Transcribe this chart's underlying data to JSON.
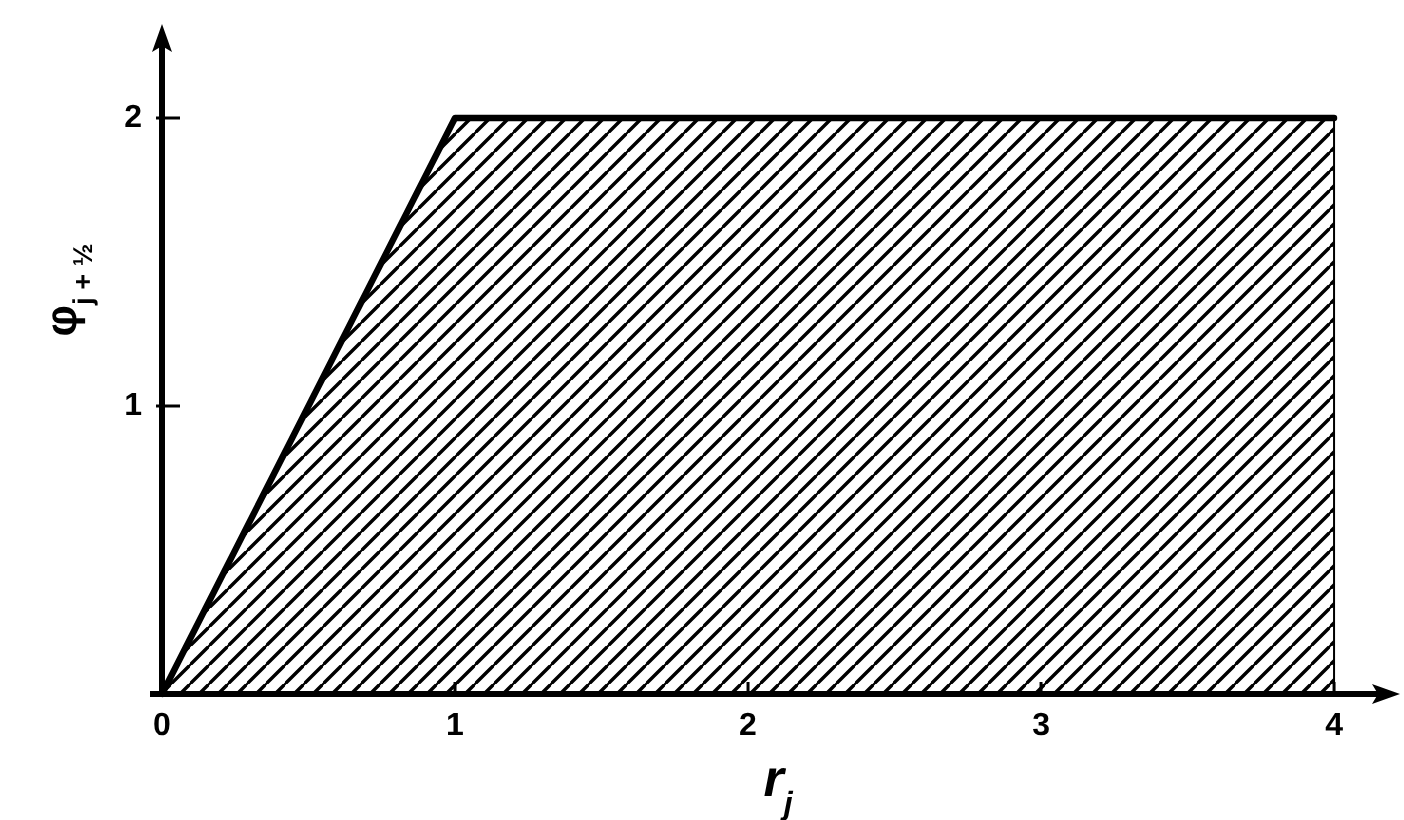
{
  "chart_data": {
    "type": "area",
    "xlabel": "r$_{j}$",
    "ylabel": "φ$_{j + ½}$",
    "x": [
      0,
      1,
      4
    ],
    "series": [
      {
        "color": "#000000",
        "values": [
          0,
          2,
          2
        ]
      }
    ],
    "xlim": [
      0,
      4.15
    ],
    "ylim": [
      0,
      2.25
    ],
    "xticks": [
      0,
      1,
      2,
      3,
      4
    ],
    "yticks": [
      1,
      2
    ]
  }
}
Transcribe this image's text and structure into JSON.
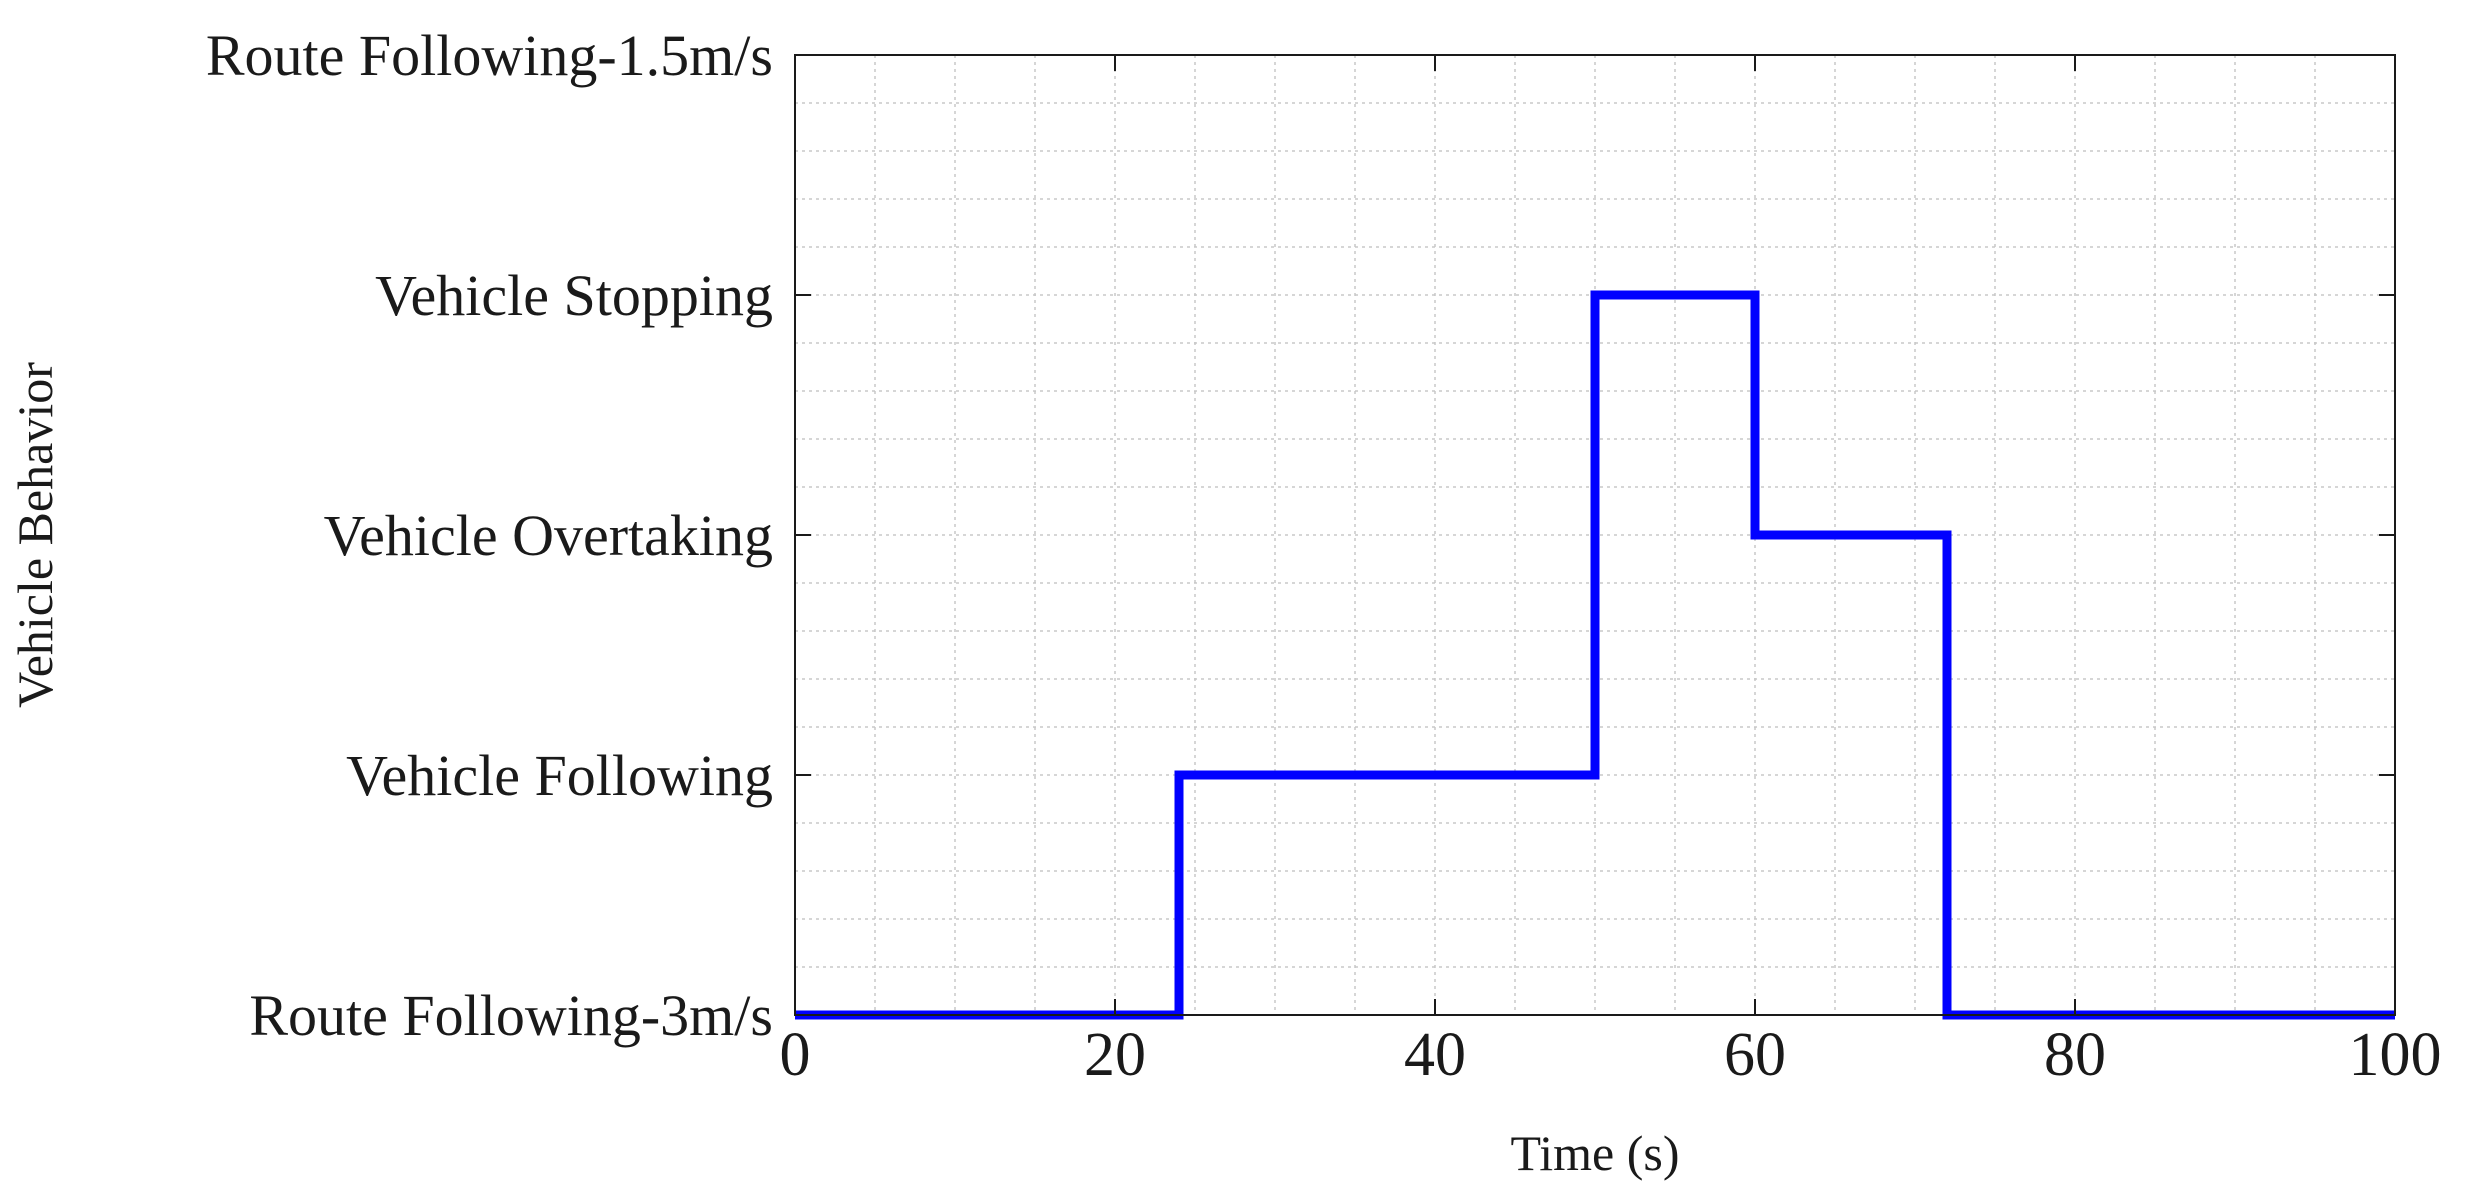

────────────────

Work to be completed
Retype the whole listing, keeping every line identical and omitting all pictures.

Written reply
Transcribe this chart's underlying data to JSON.
{
  "chart_data": {
    "type": "area",
    "xlabel": "r$_{j}$",
    "ylabel": "φ$_{j + ½}$",
    "x": [
      0,
      1,
      4
    ],
    "series": [
      {
        "color": "#000000",
        "values": [
          0,
          2,
          2
        ]
      }
    ],
    "xlim": [
      0,
      4.15
    ],
    "ylim": [
      0,
      2.25
    ],
    "xticks": [
      0,
      1,
      2,
      3,
      4
    ],
    "yticks": [
      1,
      2
    ]
  }
}
Transcribe this image's text and structure into JSON.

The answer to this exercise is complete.